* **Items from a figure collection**
####

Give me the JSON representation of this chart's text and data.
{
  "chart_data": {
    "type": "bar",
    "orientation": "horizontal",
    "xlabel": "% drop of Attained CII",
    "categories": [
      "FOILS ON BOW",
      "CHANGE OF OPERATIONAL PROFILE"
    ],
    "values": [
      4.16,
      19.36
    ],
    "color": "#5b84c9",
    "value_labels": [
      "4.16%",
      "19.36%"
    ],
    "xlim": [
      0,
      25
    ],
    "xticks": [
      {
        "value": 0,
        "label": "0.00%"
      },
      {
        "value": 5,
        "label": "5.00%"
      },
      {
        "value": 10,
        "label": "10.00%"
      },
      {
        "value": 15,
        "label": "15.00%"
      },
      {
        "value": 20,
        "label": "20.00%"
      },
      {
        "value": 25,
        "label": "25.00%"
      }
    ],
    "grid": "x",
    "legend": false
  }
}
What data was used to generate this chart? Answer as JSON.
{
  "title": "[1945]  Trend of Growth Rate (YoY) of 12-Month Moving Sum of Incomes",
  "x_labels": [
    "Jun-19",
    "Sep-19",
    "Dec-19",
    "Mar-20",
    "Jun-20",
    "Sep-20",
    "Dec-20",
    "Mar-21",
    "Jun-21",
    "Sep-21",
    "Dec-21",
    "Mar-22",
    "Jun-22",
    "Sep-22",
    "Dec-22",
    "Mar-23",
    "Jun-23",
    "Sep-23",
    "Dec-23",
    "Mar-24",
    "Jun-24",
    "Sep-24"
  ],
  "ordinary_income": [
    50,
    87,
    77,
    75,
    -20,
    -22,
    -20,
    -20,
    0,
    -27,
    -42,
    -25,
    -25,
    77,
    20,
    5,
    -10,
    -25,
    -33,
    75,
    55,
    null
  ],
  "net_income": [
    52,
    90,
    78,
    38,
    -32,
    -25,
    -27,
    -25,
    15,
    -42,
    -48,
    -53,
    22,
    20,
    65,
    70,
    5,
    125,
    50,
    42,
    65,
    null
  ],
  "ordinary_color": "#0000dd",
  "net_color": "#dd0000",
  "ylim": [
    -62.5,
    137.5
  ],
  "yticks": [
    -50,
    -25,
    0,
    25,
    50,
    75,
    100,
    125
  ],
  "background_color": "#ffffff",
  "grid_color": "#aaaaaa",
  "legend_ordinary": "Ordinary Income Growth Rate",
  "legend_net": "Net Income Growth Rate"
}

####

* **WRITTEN PROBLEM**
Print the material verbatim, all of it.

* **THE OUTPUT**
Give me the JSON representation of this chart's text and data.
{
  "chart_data": {
    "type": "bar",
    "orientation": "horizontal",
    "xlabel": "% drop of Attained CII",
    "categories": [
      "FOILS ON BOW",
      "CHANGE OF OPERATIONAL PROFILE"
    ],
    "values": [
      4.16,
      19.36
    ],
    "color": "#5b84c9",
    "value_labels": [
      "4.16%",
      "19.36%"
    ],
    "xlim": [
      0,
      25
    ],
    "xticks": [
      {
        "value": 0,
        "label": "0.00%"
      },
      {
        "value": 5,
        "label": "5.00%"
      },
      {
        "value": 10,
        "label": "10.00%"
      },
      {
        "value": 15,
        "label": "15.00%"
      },
      {
        "value": 20,
        "label": "20.00%"
      },
      {
        "value": 25,
        "label": "25.00%"
      }
    ],
    "grid": "x",
    "legend": false
  }
}
What data was used to generate this chart? Answer as JSON.
{
  "title": "[1945]  Trend of Growth Rate (YoY) of 12-Month Moving Sum of Incomes",
  "x_labels": [
    "Jun-19",
    "Sep-19",
    "Dec-19",
    "Mar-20",
    "Jun-20",
    "Sep-20",
    "Dec-20",
    "Mar-21",
    "Jun-21",
    "Sep-21",
    "Dec-21",
    "Mar-22",
    "Jun-22",
    "Sep-22",
    "Dec-22",
    "Mar-23",
    "Jun-23",
    "Sep-23",
    "Dec-23",
    "Mar-24",
    "Jun-24",
    "Sep-24"
  ],
  "ordinary_income": [
    50,
    87,
    77,
    75,
    -20,
    -22,
    -20,
    -20,
    0,
    -27,
    -42,
    -25,
    -25,
    77,
    20,
    5,
    -10,
    -25,
    -33,
    75,
    55,
    null
  ],
  "net_income": [
    52,
    90,
    78,
    38,
    -32,
    -25,
    -27,
    -25,
    15,
    -42,
    -48,
    -53,
    22,
    20,
    65,
    70,
    5,
    125,
    50,
    42,
    65,
    null
  ],
  "ordinary_color": "#0000dd",
  "net_color": "#dd0000",
  "ylim": [
    -62.5,
    137.5
  ],
  "yticks": [
    -50,
    -25,
    0,
    25,
    50,
    75,
    100,
    125
  ],
  "background_color": "#ffffff",
  "grid_color": "#aaaaaa",
  "legend_ordinary": "Ordinary Income Growth Rate",
  "legend_net": "Net Income Growth Rate"
}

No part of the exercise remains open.